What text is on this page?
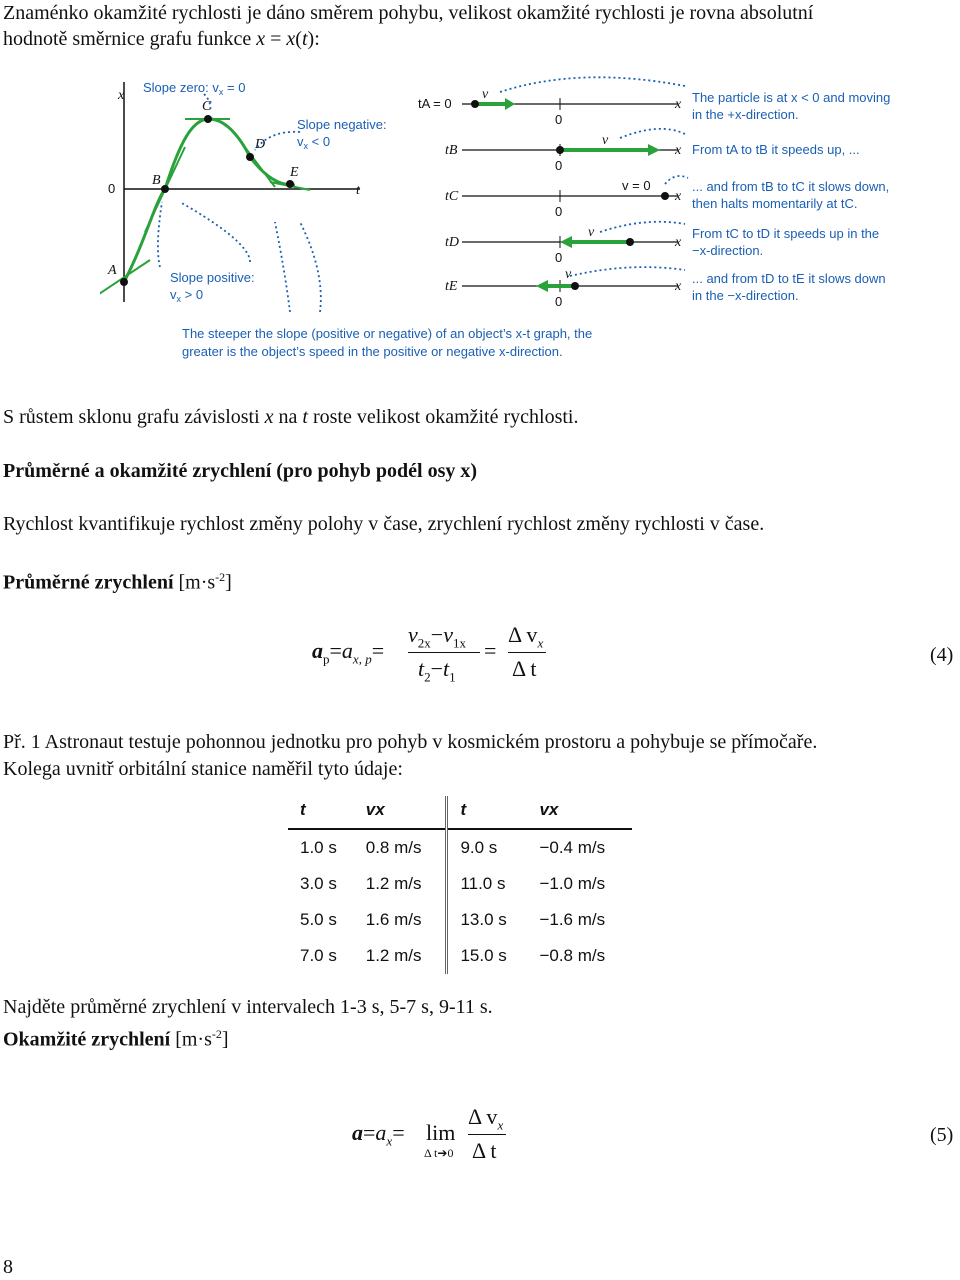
Znaménko okamžité rychlosti je dáno směrem pohybu, velikost okamžité rychlosti je rovna absolutní
hodnotě směrnice grafu funkce x = x(t):
x
0	t
A
B
C
D
E
Slope zero: $v_x = 0$
Slope negative:
$v_x < 0$
Slope positive:
$v_x > 0$
The steeper the slope (positive or negative) of an object’s x-t graph, the
greater is the object’s speed in the positive or negative x-direction.
tA = 0
0
x
v
tB
0
x
v
tC
0
x
v = 0
tD
0
x
v
tE
0
x
v
The particle is at x < 0 and moving
in the +x-direction.
From tA to tB it speeds up, ...
... and from tB to tC it slows down,
then halts momentarily at tC.
From tC to tD it speeds up in the
−x-direction.
... and from tD to tE it slows down
in the −x-direction.
S růstem sklonu grafu závislosti x na t roste velikost okamžité rychlosti.
Průměrné a okamžité zrychlení (pro pohyb podél osy x)
Rychlost kvantifikuje rychlost změny polohy v čase, zrychlení rychlost změny rychlosti v čase.
Průměrné zrychlení $[m\cdot s^{-2}]$
$a_p=a_{x, p}=$
$v_{2x}-v_{1x}$
$t_2-t_1$
=
Δ $v_x$
Δ t
(4)
Př. 1 Astronaut testuje pohonnou jednotku pro pohyb v kosmickém prostoru a pohybuje se přímočaře.
Kolega uvnitř orbitální stanice naměřil tyto údaje:
t	vx	t	vx
1.0 s	0.8 m/s	9.0 s	−0.4 m/s
3.0 s	1.2 m/s	11.0 s	−1.0 m/s
5.0 s	1.6 m/s	13.0 s	−1.6 m/s
7.0 s	1.2 m/s	15.0 s	−0.8 m/s
Najděte průměrné zrychlení v intervalech 1-3 s, 5-7 s, 9-11 s.
Okamžité zrychlení $[m\cdot s^{-2}]$
$a=a_x= \lim$
Δ t➔0
Δ $v_x$
Δ t
(5)
8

--

### TO DO
Every line above should be returned exactly; the pictures stay out.

### OUTPUT
What text is on this page?
Znaménko okamžité rychlosti je dáno směrem pohybu, velikost okamžité rychlosti je rovna absolutní
hodnotě směrnice grafu funkce x = x(t):
x
0	t
A
B
C
D
E
Slope zero: $v_x = 0$
Slope negative:
$v_x < 0$
Slope positive:
$v_x > 0$
The steeper the slope (positive or negative) of an object’s x-t graph, the
greater is the object’s speed in the positive or negative x-direction.
tA = 0
0
x
v
tB
0
x
v
tC
0
x
v = 0
tD
0
x
v
tE
0
x
v
The particle is at x < 0 and moving
in the +x-direction.
From tA to tB it speeds up, ...
... and from tB to tC it slows down,
then halts momentarily at tC.
From tC to tD it speeds up in the
−x-direction.
... and from tD to tE it slows down
in the −x-direction.
S růstem sklonu grafu závislosti x na t roste velikost okamžité rychlosti.
Průměrné a okamžité zrychlení (pro pohyb podél osy x)
Rychlost kvantifikuje rychlost změny polohy v čase, zrychlení rychlost změny rychlosti v čase.
Průměrné zrychlení $[m\cdot s^{-2}]$
$a_p=a_{x, p}=$
$v_{2x}-v_{1x}$
$t_2-t_1$
=
Δ $v_x$
Δ t
(4)
Př. 1 Astronaut testuje pohonnou jednotku pro pohyb v kosmickém prostoru a pohybuje se přímočaře.
Kolega uvnitř orbitální stanice naměřil tyto údaje:
t	vx	t	vx
1.0 s	0.8 m/s	9.0 s	−0.4 m/s
3.0 s	1.2 m/s	11.0 s	−1.0 m/s
5.0 s	1.6 m/s	13.0 s	−1.6 m/s
7.0 s	1.2 m/s	15.0 s	−0.8 m/s
Najděte průměrné zrychlení v intervalech 1-3 s, 5-7 s, 9-11 s.
Okamžité zrychlení $[m\cdot s^{-2}]$
$a=a_x= \lim$
Δ t➔0
Δ $v_x$
Δ t
(5)
8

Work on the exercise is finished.